— start DATA FOR THIS TASK —

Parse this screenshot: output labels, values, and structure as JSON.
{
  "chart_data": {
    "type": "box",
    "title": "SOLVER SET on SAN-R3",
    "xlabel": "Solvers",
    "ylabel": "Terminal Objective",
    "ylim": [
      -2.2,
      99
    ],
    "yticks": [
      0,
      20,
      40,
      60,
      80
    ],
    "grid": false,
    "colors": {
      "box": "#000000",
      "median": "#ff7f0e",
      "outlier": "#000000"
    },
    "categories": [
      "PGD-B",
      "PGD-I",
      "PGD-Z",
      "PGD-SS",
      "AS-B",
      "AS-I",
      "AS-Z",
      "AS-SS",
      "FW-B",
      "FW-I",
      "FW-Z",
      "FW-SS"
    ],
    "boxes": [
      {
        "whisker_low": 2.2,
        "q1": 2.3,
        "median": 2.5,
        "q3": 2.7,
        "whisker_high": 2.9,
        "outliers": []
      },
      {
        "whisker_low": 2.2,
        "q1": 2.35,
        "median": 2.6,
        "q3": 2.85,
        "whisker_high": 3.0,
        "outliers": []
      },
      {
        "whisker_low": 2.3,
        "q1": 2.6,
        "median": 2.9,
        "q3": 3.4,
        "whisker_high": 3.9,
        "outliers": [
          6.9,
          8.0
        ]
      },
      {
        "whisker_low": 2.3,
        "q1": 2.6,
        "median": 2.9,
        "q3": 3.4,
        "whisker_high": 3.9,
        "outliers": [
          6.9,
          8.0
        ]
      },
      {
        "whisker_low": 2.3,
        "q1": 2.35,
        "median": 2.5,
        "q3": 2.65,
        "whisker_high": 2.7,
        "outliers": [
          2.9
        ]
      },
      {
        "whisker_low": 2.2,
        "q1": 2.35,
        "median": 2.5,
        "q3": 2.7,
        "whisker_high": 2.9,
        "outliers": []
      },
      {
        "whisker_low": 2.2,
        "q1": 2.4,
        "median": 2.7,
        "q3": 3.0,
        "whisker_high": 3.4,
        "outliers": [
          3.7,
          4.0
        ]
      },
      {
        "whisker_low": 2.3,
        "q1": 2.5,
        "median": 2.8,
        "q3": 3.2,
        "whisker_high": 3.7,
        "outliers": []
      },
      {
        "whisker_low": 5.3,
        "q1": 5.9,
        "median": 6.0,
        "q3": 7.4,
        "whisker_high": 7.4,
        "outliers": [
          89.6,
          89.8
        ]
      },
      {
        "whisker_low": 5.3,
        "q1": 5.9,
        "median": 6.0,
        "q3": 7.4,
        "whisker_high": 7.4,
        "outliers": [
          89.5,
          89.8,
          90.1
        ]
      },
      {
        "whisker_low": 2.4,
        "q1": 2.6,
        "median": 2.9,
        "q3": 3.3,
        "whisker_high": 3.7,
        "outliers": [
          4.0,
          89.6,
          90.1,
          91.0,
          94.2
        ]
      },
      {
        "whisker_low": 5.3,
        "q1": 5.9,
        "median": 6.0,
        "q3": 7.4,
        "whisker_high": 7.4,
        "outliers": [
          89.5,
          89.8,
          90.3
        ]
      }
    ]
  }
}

— end DATA FOR THIS TASK —

*DIRECTION*
Print all of the entries again, exactly as written.

*WORKED SOLUTION*
Parse this screenshot: output labels, values, and structure as JSON.
{
  "chart_data": {
    "type": "box",
    "title": "SOLVER SET on SAN-R3",
    "xlabel": "Solvers",
    "ylabel": "Terminal Objective",
    "ylim": [
      -2.2,
      99
    ],
    "yticks": [
      0,
      20,
      40,
      60,
      80
    ],
    "grid": false,
    "colors": {
      "box": "#000000",
      "median": "#ff7f0e",
      "outlier": "#000000"
    },
    "categories": [
      "PGD-B",
      "PGD-I",
      "PGD-Z",
      "PGD-SS",
      "AS-B",
      "AS-I",
      "AS-Z",
      "AS-SS",
      "FW-B",
      "FW-I",
      "FW-Z",
      "FW-SS"
    ],
    "boxes": [
      {
        "whisker_low": 2.2,
        "q1": 2.3,
        "median": 2.5,
        "q3": 2.7,
        "whisker_high": 2.9,
        "outliers": []
      },
      {
        "whisker_low": 2.2,
        "q1": 2.35,
        "median": 2.6,
        "q3": 2.85,
        "whisker_high": 3.0,
        "outliers": []
      },
      {
        "whisker_low": 2.3,
        "q1": 2.6,
        "median": 2.9,
        "q3": 3.4,
        "whisker_high": 3.9,
        "outliers": [
          6.9,
          8.0
        ]
      },
      {
        "whisker_low": 2.3,
        "q1": 2.6,
        "median": 2.9,
        "q3": 3.4,
        "whisker_high": 3.9,
        "outliers": [
          6.9,
          8.0
        ]
      },
      {
        "whisker_low": 2.3,
        "q1": 2.35,
        "median": 2.5,
        "q3": 2.65,
        "whisker_high": 2.7,
        "outliers": [
          2.9
        ]
      },
      {
        "whisker_low": 2.2,
        "q1": 2.35,
        "median": 2.5,
        "q3": 2.7,
        "whisker_high": 2.9,
        "outliers": []
      },
      {
        "whisker_low": 2.2,
        "q1": 2.4,
        "median": 2.7,
        "q3": 3.0,
        "whisker_high": 3.4,
        "outliers": [
          3.7,
          4.0
        ]
      },
      {
        "whisker_low": 2.3,
        "q1": 2.5,
        "median": 2.8,
        "q3": 3.2,
        "whisker_high": 3.7,
        "outliers": []
      },
      {
        "whisker_low": 5.3,
        "q1": 5.9,
        "median": 6.0,
        "q3": 7.4,
        "whisker_high": 7.4,
        "outliers": [
          89.6,
          89.8
        ]
      },
      {
        "whisker_low": 5.3,
        "q1": 5.9,
        "median": 6.0,
        "q3": 7.4,
        "whisker_high": 7.4,
        "outliers": [
          89.5,
          89.8,
          90.1
        ]
      },
      {
        "whisker_low": 2.4,
        "q1": 2.6,
        "median": 2.9,
        "q3": 3.3,
        "whisker_high": 3.7,
        "outliers": [
          4.0,
          89.6,
          90.1,
          91.0,
          94.2
        ]
      },
      {
        "whisker_low": 5.3,
        "q1": 5.9,
        "median": 6.0,
        "q3": 7.4,
        "whisker_high": 7.4,
        "outliers": [
          89.5,
          89.8,
          90.3
        ]
      }
    ]
  }
}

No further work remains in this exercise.